Task to carry out: Search the data for the string "label" and gather each line it is in.

Stored data entries:
——————

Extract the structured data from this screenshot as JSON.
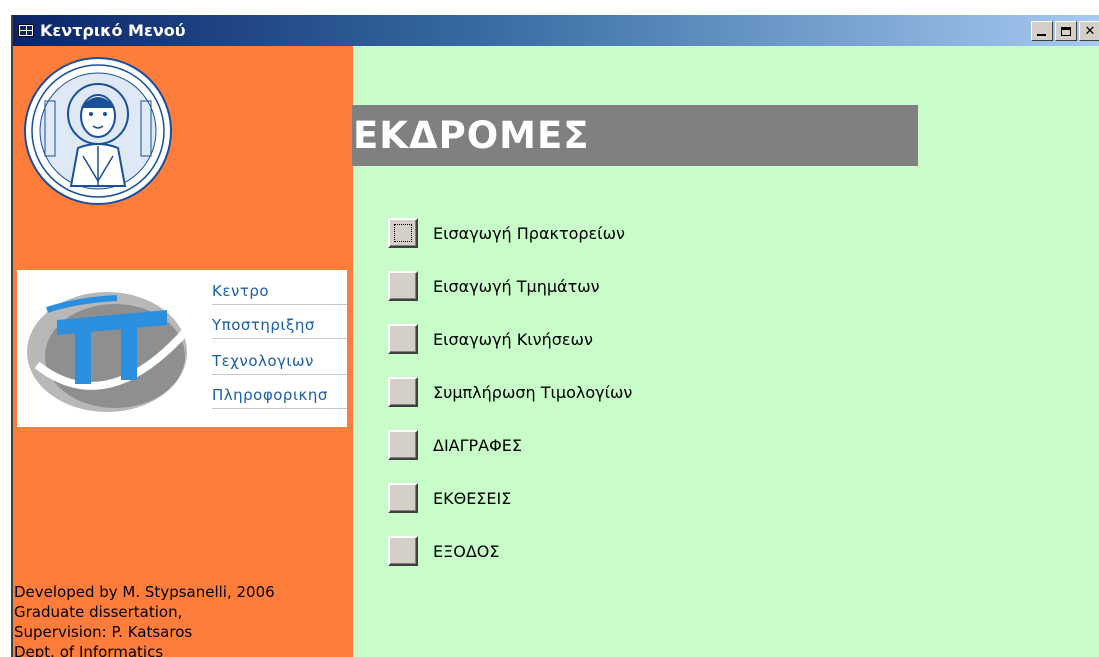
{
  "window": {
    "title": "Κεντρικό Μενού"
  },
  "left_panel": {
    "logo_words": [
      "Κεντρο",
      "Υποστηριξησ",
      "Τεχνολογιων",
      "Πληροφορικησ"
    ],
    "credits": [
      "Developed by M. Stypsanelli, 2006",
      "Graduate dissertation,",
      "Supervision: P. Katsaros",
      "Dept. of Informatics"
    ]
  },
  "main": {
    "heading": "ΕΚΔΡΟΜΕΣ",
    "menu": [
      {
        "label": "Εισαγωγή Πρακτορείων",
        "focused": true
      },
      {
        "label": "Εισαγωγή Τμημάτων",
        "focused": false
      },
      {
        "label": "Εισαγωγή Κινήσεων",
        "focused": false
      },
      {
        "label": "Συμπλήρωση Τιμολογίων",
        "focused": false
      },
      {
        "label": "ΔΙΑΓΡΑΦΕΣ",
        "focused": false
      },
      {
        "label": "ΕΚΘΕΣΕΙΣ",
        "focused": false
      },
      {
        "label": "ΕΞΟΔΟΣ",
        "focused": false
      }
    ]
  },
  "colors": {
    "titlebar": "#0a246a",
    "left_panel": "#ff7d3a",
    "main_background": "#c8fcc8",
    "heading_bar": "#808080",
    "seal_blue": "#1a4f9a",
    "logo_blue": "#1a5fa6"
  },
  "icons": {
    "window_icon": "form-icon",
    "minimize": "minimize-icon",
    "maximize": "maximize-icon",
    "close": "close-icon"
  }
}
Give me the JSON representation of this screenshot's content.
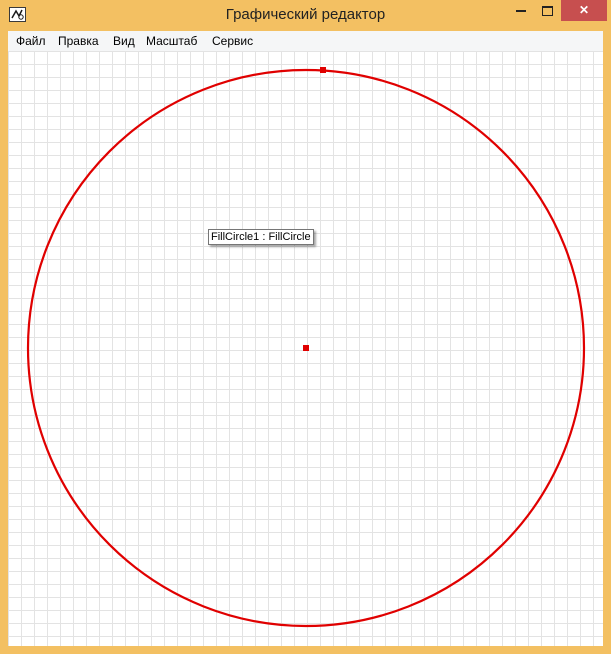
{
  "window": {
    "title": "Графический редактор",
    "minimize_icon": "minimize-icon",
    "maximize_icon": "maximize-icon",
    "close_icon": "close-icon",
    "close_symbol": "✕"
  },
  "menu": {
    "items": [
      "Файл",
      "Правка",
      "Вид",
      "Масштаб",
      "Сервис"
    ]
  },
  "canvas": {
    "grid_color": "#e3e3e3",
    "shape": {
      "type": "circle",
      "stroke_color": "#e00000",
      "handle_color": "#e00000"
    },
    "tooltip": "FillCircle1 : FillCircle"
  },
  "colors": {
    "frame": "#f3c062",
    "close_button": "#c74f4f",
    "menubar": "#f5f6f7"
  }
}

——————

Response:
        "label": "Εισαγωγή Πρακτορείων",
        "label": "Εισαγωγή Τμημάτων",
        "label": "Εισαγωγή Κινήσεων",
        "label": "Συμπλήρωση Τιμολογίων",
        "label": "ΔΙΑΓΡΑΦΕΣ",
        "label": "ΕΚΘΕΣΕΙΣ",
        "label": "ΕΞΟΔΟΣ",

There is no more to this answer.